**Task objective:** Sort through the data and copy the lines holding the word "ruecklauf".

**Data excerpts:**
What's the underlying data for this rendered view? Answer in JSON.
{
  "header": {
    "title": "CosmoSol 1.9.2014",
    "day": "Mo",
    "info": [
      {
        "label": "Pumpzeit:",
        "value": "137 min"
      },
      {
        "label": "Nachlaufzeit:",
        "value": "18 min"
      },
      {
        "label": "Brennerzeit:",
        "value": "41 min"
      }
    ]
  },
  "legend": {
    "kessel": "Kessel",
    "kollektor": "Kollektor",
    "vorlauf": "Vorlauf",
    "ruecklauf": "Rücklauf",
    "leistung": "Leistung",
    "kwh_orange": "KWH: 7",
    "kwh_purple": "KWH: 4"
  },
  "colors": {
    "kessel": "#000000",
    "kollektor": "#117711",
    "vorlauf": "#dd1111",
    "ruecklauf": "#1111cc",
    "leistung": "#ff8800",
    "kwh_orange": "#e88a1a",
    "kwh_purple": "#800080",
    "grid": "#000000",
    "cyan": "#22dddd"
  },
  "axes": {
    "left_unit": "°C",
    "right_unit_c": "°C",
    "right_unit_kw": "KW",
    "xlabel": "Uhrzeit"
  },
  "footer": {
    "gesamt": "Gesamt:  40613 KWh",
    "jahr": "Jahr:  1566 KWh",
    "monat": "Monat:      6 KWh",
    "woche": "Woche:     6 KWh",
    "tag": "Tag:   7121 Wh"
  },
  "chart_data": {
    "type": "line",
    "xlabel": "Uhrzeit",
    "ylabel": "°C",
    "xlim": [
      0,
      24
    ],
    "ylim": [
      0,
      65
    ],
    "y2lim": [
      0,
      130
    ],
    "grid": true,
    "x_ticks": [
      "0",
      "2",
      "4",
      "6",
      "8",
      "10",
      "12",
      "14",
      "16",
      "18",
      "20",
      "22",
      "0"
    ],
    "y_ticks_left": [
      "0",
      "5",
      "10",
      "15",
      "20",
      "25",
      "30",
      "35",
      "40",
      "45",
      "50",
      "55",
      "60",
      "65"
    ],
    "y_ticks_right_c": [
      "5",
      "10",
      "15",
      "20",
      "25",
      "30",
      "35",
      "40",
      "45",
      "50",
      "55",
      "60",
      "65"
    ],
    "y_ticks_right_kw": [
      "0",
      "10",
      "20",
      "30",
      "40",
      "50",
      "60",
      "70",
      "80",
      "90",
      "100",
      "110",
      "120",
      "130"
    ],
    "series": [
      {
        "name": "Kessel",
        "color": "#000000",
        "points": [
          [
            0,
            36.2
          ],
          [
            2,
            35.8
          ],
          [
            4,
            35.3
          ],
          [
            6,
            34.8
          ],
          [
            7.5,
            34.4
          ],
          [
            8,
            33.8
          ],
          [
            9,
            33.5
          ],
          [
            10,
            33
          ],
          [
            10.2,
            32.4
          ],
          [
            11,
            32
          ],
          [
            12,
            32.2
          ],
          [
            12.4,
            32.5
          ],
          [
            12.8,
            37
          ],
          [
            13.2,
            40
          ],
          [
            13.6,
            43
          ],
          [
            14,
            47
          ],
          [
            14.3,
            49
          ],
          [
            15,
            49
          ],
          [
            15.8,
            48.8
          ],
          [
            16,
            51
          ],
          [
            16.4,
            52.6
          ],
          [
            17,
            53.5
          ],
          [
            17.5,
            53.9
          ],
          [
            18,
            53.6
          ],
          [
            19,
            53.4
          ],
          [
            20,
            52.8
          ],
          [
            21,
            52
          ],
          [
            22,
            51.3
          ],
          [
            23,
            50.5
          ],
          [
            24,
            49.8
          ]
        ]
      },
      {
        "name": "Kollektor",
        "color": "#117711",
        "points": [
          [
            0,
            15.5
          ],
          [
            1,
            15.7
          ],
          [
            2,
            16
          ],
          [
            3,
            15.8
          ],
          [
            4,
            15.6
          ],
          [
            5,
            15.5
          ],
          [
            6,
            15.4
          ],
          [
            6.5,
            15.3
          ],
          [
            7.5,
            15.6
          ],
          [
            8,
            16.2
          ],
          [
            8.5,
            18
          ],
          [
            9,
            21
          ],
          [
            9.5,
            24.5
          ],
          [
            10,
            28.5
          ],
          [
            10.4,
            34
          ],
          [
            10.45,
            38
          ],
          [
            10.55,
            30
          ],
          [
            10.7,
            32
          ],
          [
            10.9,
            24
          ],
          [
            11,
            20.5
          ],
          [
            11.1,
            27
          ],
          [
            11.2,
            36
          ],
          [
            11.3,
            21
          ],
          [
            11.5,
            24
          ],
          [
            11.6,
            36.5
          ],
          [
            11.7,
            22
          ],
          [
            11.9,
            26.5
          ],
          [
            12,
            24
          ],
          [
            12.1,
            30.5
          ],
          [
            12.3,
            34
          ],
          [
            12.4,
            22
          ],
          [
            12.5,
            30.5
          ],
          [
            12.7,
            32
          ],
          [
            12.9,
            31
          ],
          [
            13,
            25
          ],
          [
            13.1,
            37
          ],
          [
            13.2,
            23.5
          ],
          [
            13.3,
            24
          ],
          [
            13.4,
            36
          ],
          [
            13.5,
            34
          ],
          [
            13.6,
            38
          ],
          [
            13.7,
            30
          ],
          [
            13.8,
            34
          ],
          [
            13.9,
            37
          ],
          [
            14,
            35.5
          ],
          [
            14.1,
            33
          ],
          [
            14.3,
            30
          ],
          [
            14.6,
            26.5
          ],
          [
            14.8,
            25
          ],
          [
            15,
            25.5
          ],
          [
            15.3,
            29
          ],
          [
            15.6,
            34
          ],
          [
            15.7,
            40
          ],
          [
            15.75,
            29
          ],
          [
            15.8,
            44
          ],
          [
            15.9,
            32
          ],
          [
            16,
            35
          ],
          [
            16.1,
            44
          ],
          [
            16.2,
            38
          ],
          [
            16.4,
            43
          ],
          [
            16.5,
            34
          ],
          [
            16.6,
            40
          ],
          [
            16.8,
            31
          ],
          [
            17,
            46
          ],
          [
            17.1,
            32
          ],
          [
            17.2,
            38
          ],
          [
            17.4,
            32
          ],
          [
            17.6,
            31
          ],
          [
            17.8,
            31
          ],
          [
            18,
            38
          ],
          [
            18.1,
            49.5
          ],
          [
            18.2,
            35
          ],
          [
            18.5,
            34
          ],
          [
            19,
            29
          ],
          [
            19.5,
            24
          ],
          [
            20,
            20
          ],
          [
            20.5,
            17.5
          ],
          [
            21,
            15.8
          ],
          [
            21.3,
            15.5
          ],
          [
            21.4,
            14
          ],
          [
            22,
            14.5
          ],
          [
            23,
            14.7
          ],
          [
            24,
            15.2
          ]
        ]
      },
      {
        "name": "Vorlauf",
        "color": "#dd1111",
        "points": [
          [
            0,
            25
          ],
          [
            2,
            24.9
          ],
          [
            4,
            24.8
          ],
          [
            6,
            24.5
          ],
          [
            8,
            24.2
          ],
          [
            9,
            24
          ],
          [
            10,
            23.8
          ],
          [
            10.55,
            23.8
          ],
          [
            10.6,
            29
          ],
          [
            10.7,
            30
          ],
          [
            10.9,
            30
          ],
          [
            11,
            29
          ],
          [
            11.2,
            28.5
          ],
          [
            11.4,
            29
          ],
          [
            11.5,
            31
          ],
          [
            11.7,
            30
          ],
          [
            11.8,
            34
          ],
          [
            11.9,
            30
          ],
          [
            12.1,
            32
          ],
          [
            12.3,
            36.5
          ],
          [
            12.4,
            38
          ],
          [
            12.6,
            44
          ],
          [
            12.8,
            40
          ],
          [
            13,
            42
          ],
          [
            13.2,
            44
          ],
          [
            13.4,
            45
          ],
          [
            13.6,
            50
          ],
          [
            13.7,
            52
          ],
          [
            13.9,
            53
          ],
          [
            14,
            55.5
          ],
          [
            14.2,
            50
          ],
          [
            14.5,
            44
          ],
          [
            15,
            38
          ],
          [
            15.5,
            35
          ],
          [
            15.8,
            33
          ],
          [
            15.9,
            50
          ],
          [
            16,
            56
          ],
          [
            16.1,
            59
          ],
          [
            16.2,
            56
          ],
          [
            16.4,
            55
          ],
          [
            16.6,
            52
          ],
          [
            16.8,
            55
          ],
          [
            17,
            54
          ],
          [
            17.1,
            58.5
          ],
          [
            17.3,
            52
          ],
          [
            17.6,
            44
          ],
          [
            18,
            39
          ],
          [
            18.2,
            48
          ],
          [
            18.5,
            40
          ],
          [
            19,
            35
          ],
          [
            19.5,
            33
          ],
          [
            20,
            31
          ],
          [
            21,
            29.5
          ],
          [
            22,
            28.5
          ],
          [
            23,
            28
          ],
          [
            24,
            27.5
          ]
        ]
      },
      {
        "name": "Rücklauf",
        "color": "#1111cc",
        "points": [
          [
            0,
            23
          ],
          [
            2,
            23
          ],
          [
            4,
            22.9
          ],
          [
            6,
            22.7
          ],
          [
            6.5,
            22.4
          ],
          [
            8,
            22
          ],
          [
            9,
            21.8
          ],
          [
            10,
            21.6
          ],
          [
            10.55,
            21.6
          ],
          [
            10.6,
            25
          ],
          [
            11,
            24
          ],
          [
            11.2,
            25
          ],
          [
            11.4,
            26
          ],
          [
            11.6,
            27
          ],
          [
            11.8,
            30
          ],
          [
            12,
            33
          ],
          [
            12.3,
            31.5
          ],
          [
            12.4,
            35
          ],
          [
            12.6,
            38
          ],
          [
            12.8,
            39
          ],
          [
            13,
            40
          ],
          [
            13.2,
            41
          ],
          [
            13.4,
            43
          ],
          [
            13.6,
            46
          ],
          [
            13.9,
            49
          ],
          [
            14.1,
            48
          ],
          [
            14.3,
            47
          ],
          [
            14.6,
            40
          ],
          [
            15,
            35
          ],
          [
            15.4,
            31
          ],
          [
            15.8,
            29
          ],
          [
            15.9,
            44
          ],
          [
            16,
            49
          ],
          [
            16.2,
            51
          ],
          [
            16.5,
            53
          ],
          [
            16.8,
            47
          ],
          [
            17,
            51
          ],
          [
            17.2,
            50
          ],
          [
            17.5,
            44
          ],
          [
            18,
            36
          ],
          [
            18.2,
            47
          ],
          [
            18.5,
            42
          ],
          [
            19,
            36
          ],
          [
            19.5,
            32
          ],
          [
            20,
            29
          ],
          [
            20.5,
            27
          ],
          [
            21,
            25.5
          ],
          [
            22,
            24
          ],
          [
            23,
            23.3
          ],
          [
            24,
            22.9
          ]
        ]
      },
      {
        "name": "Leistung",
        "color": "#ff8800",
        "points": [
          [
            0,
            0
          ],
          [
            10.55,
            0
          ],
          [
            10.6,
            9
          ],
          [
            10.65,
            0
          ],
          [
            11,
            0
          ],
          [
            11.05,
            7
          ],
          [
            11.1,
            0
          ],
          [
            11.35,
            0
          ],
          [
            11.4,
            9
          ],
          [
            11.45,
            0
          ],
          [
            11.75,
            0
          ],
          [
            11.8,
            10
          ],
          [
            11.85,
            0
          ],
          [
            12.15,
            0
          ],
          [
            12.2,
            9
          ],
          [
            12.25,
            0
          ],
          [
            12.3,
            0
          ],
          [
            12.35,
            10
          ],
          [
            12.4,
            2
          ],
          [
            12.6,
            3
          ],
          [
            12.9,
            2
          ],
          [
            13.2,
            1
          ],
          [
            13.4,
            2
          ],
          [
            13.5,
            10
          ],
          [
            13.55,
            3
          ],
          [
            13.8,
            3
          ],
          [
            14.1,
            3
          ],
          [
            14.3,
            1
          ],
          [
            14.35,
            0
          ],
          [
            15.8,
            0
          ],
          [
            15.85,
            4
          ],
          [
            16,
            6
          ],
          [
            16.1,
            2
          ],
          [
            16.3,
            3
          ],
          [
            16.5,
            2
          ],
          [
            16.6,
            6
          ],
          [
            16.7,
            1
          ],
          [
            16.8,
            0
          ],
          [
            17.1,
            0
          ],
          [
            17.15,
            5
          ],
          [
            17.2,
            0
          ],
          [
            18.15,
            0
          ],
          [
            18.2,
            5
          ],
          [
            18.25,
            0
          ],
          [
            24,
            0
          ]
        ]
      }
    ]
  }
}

**Exercise response:**
    "ruecklauf": "Rücklauf",
    "ruecklauf": "#1111cc",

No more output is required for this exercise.